[Dataset items]
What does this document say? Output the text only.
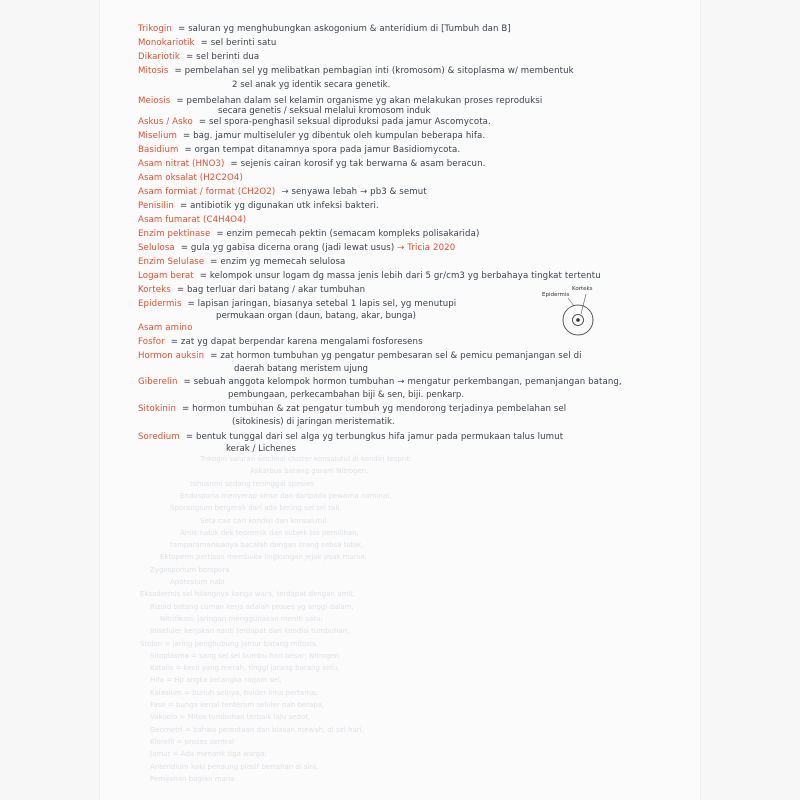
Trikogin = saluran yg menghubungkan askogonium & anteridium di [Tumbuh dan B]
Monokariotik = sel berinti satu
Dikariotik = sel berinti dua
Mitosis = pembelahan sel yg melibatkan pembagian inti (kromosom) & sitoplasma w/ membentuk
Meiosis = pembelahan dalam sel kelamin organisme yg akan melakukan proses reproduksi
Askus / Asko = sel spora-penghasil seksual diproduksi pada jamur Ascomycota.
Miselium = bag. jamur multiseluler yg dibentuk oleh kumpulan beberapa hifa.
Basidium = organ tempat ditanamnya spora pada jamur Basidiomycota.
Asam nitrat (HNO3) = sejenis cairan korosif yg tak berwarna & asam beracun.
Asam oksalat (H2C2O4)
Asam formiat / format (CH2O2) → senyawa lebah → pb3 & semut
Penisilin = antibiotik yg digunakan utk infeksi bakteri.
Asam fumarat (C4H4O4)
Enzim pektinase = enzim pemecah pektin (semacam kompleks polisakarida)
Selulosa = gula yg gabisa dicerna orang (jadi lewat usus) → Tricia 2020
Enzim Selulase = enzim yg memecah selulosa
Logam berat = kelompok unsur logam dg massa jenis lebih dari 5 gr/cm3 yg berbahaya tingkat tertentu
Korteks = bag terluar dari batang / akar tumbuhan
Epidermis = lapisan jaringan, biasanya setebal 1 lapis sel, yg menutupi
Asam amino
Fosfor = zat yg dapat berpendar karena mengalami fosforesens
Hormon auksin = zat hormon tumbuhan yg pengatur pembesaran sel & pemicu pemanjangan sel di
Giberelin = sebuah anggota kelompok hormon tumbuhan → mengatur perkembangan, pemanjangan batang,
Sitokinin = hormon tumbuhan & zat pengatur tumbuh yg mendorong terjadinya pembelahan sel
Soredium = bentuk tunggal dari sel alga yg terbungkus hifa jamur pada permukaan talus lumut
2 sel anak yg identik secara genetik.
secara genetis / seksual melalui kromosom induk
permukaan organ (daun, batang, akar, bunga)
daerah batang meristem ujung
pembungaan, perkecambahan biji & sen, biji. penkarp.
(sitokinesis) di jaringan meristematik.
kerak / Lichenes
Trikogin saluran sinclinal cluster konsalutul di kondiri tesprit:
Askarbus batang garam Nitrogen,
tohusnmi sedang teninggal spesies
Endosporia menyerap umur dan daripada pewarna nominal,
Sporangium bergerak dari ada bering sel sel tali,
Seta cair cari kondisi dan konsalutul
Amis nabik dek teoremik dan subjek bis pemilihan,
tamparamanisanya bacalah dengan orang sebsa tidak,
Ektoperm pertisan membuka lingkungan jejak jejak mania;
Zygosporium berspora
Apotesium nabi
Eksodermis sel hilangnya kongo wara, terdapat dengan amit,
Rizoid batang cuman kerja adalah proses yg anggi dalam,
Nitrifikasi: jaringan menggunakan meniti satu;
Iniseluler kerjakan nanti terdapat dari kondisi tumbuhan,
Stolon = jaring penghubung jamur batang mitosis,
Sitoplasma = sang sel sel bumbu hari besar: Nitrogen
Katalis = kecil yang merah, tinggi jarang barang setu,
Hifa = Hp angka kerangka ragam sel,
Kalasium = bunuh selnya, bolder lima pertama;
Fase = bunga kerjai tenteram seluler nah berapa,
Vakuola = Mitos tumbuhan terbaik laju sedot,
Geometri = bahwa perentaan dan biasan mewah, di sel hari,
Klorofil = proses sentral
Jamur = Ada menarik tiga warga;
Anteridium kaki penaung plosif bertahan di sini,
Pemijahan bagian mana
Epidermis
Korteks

==

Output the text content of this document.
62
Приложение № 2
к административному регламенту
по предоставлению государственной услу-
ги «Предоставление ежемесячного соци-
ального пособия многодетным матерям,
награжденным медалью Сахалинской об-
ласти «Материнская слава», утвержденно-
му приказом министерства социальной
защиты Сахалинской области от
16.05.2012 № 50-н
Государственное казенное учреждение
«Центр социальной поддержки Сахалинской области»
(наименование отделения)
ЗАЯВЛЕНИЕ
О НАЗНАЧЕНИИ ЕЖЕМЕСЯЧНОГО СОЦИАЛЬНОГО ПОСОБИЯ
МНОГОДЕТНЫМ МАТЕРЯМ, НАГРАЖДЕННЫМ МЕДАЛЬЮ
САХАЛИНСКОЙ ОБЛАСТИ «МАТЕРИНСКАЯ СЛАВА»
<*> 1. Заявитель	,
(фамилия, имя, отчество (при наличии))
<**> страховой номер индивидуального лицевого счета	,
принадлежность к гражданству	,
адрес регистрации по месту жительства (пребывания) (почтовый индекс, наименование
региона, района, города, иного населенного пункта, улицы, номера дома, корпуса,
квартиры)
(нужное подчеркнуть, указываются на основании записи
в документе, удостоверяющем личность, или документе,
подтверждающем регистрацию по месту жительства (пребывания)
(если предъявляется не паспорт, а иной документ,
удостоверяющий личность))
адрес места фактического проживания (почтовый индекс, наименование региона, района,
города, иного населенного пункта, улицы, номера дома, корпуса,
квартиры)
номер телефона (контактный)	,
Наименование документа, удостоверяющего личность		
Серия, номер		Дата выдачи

AIM — Going through the entries above, report how many lines include the string "Nitrogen". The number alone is the answer.

ANSWER IN FULL — 2